**PROBLEMS TO WORK ON**.
- A) Summarize the park passage in two sentences.
- B) Return the stretch of the listing from its start through the line containing "What elements are", with both ends included. Leave the pictures out.

**EXTRACT**.
##########
Of particular interest is the sand pine scrub, a globally-imperiled plant community covering the eastern boundary of the park. It is dominated by sand pines and is home to the Florida scrub-jay and gopher tortoise. Rare plant species, like the prickly apple cactus, Lakela's mint, and four-petal paw paw dot the landscape.
The basin marsh covers nearly 1,000 acres. The landscape changes dramatically with the rainfall, as does the wildlife that lives here. The deeper marsh lakes provide habitat for large-mouth bass, alligators, waterfowl, and bald eagles. Archaeological evidence suggests native occupation of the area approximately 7,000 years ago. These native peoples, known as the Ais, inhabited the Atlantic Ridge, relying on the rich fauna and flora of the nearby Indian River Lagoon.
During the Second Seminole War (1834-1842), Lt. Colonel Benjamin Pierce first used the term "savannah" to describe a series of ponds and marshes found here. In 1879, Captain Thomas Richards planted the first pineapples, grown from cuttings he transported from Key West. The plants thrived in the sandy, well-drained soils and dozens of plantations appeared along the Atlantic Ridge. African Americans and Bahamians provided plantation labor, working the fields in extremely uncomfortable conditions. From 1895 to 1920, Jensen Beach was known as the "Pineapple Capital of the World."
##########
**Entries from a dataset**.

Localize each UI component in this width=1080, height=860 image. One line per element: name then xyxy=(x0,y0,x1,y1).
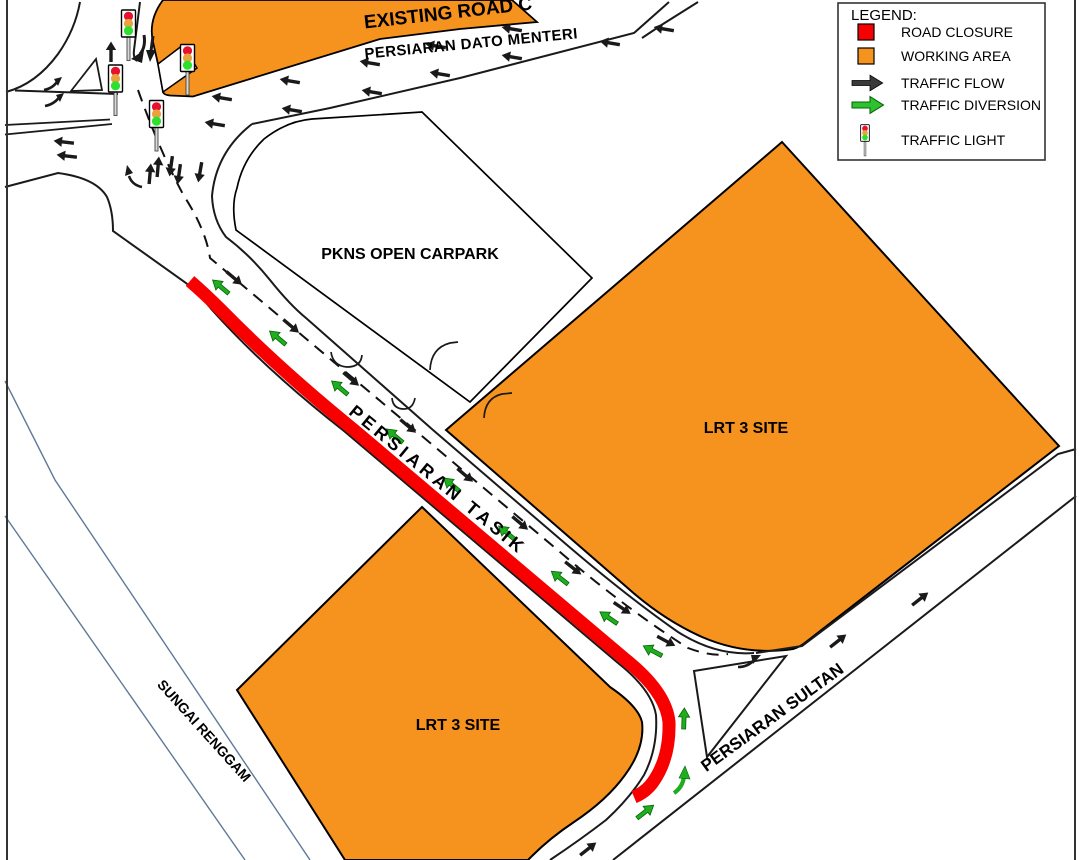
svg-text:LRT 3 SITE: LRT 3 SITE xyxy=(704,420,789,437)
svg-text:LEGEND:: LEGEND: xyxy=(851,7,917,24)
svg-text:WORKING AREA: WORKING AREA xyxy=(901,48,1011,64)
svg-text:LRT 3 SITE: LRT 3 SITE xyxy=(416,717,501,734)
svg-text:TRAFFIC DIVERSION: TRAFFIC DIVERSION xyxy=(901,97,1041,113)
svg-text:ROAD CLOSURE: ROAD CLOSURE xyxy=(901,24,1013,40)
svg-text:TRAFFIC LIGHT: TRAFFIC LIGHT xyxy=(901,132,1006,148)
svg-text:TRAFFIC FLOW: TRAFFIC FLOW xyxy=(901,75,1005,91)
svg-text:PKNS OPEN CARPARK: PKNS OPEN CARPARK xyxy=(321,246,499,263)
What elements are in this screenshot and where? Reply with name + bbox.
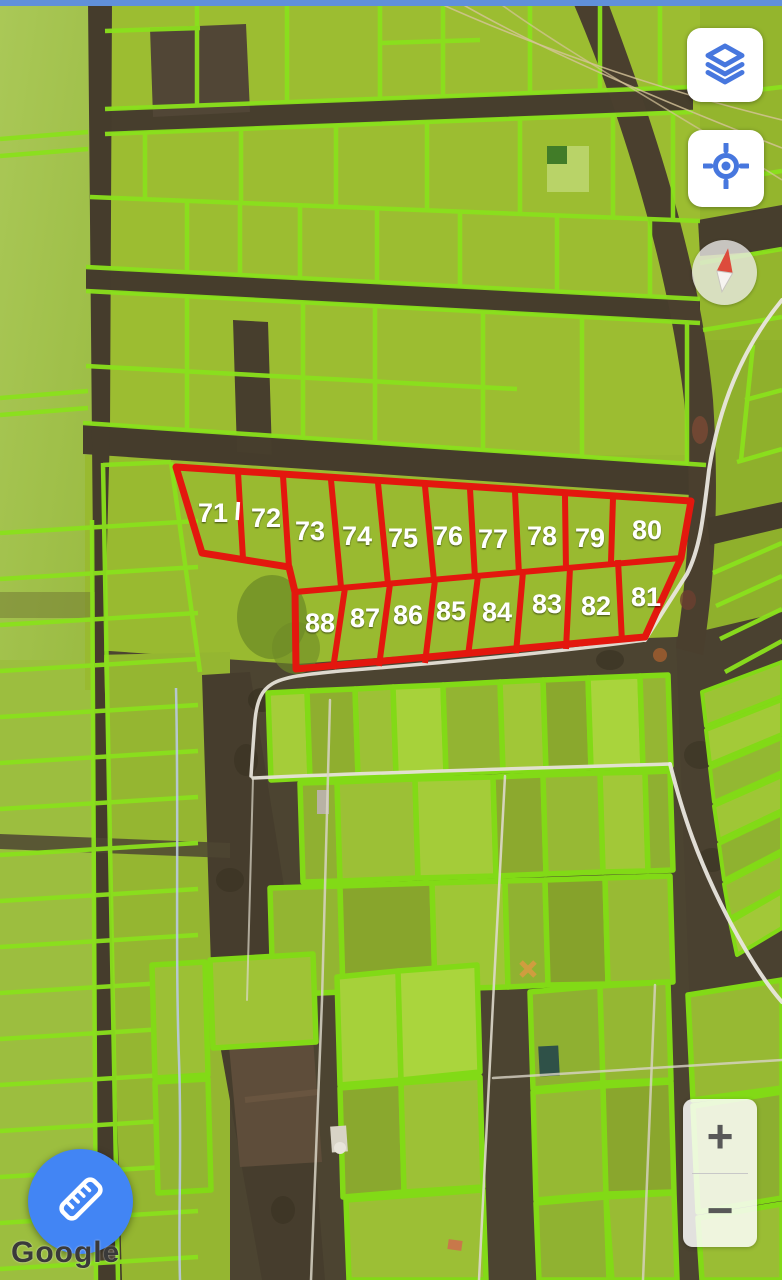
compass-needle-icon: [697, 242, 753, 303]
my-location-button[interactable]: [688, 130, 764, 207]
satellite-map[interactable]: 71 72 73 74 75 76 77 78 79 80 81 82 83 8…: [0, 0, 782, 1280]
parcel-label: 85: [436, 596, 466, 626]
zoom-in-button[interactable]: +: [683, 1099, 757, 1173]
parcel-label: 76: [433, 521, 463, 551]
parcel-label: 83: [532, 589, 562, 619]
parcel-label: 79: [575, 523, 605, 553]
parcel-label: 81: [631, 582, 661, 612]
zoom-out-button[interactable]: −: [683, 1174, 757, 1248]
parcel-label: 88: [305, 608, 335, 638]
parcel-label: 86: [393, 600, 423, 630]
ruler-icon: [52, 1170, 110, 1233]
compass-button[interactable]: [692, 240, 757, 305]
parcel-label: 84: [482, 597, 512, 627]
layers-button[interactable]: [687, 28, 763, 102]
parcel-label: 78: [527, 521, 557, 551]
parcel-label: 72: [251, 503, 281, 533]
boundary-line-top: [0, 0, 782, 6]
parcel-label: 87: [350, 603, 380, 633]
parcel-label: 74: [342, 521, 372, 551]
maps-app-screen: 71 72 73 74 75 76 77 78 79 80 81 82 83 8…: [0, 0, 782, 1280]
zoom-control: + −: [683, 1099, 757, 1247]
my-location-icon: [703, 143, 749, 194]
parcel-label: 73: [295, 516, 325, 546]
parcel-label: 75: [388, 523, 418, 553]
parcel-label: 71: [198, 498, 228, 528]
layers-icon: [702, 40, 748, 91]
parcel-label: 80: [632, 515, 662, 545]
google-logo: Google: [11, 1236, 120, 1270]
parcel-label: 82: [581, 591, 611, 621]
parcel-label: 77: [478, 524, 508, 554]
##########
**OUTPUTS BY TASK**.
- A) The park's eastern boundary holds a globally imperiled sand pine scrub that shelters the Florida scrub-jay, the gopher tortoise, and rare plants, while a basin marsh of nearly 1,000 acres changes with rainfall and supports bass, alligators, waterfowl, and bald eagles. Evidence suggests the Ais lived in the area about 7,000 years ago, and after Captain Thomas Richards planted pineapples in 1879, plantations spread along the Atlantic Ridge and Jensen Beach became known as the "Pineapple Capital of the World" from 1895 to 1920.

- B)
Localize each UI component in this width=1080, height=860 image. One line per element: name then xyxy=(x0,y0,x1,y1).
svg-text:LRT 3 SITE: LRT 3 SITE xyxy=(704,420,789,437)
svg-text:LEGEND:: LEGEND: xyxy=(851,7,917,24)
svg-text:WORKING AREA: WORKING AREA xyxy=(901,48,1011,64)
svg-text:LRT 3 SITE: LRT 3 SITE xyxy=(416,717,501,734)
svg-text:TRAFFIC DIVERSION: TRAFFIC DIVERSION xyxy=(901,97,1041,113)
svg-text:ROAD CLOSURE: ROAD CLOSURE xyxy=(901,24,1013,40)
svg-text:TRAFFIC LIGHT: TRAFFIC LIGHT xyxy=(901,132,1006,148)
svg-text:TRAFFIC FLOW: TRAFFIC FLOW xyxy=(901,75,1005,91)
svg-text:PKNS OPEN CARPARK: PKNS OPEN CARPARK xyxy=(321,246,499,263)
What elements are in this screenshot and where? Reply with name + bbox.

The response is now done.